*PROBLEM REQUIREMENTS:*
Look through the records and report how many lines include the word "phân", with no other words.

* Begin *

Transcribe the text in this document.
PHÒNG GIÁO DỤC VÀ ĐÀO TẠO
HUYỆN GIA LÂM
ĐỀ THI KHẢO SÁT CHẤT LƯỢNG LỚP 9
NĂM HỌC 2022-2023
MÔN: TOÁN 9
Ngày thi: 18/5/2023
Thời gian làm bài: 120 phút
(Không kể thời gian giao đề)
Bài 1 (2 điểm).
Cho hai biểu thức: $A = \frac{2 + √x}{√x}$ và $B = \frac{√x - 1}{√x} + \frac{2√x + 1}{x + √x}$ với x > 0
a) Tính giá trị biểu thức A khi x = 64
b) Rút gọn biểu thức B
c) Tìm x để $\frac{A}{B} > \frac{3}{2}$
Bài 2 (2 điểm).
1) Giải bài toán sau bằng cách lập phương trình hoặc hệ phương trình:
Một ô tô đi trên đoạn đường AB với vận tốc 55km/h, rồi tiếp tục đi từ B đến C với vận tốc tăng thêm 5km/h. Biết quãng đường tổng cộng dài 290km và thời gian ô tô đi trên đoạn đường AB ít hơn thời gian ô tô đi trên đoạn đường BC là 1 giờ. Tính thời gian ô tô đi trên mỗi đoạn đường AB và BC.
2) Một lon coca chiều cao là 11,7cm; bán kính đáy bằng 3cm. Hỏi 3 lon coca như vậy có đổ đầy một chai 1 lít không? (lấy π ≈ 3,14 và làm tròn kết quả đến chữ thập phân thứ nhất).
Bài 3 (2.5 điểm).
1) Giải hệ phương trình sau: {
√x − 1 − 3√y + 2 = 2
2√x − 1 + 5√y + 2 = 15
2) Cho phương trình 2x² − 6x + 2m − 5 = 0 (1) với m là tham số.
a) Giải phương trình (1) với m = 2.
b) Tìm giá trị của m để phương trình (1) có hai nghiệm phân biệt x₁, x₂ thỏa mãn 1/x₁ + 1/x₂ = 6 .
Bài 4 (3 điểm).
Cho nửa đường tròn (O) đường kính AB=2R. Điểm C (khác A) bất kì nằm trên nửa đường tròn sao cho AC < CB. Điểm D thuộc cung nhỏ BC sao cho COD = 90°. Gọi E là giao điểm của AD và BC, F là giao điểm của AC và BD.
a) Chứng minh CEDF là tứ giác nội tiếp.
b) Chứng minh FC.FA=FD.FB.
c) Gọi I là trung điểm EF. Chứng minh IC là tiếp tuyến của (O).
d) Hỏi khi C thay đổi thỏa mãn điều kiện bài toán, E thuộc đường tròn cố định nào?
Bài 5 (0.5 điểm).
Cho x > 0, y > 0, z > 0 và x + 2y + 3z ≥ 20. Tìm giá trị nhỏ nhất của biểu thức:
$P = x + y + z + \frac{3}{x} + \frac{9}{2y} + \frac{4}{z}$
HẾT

* End *

*ANSWER TO THIS PROBLEM:*
2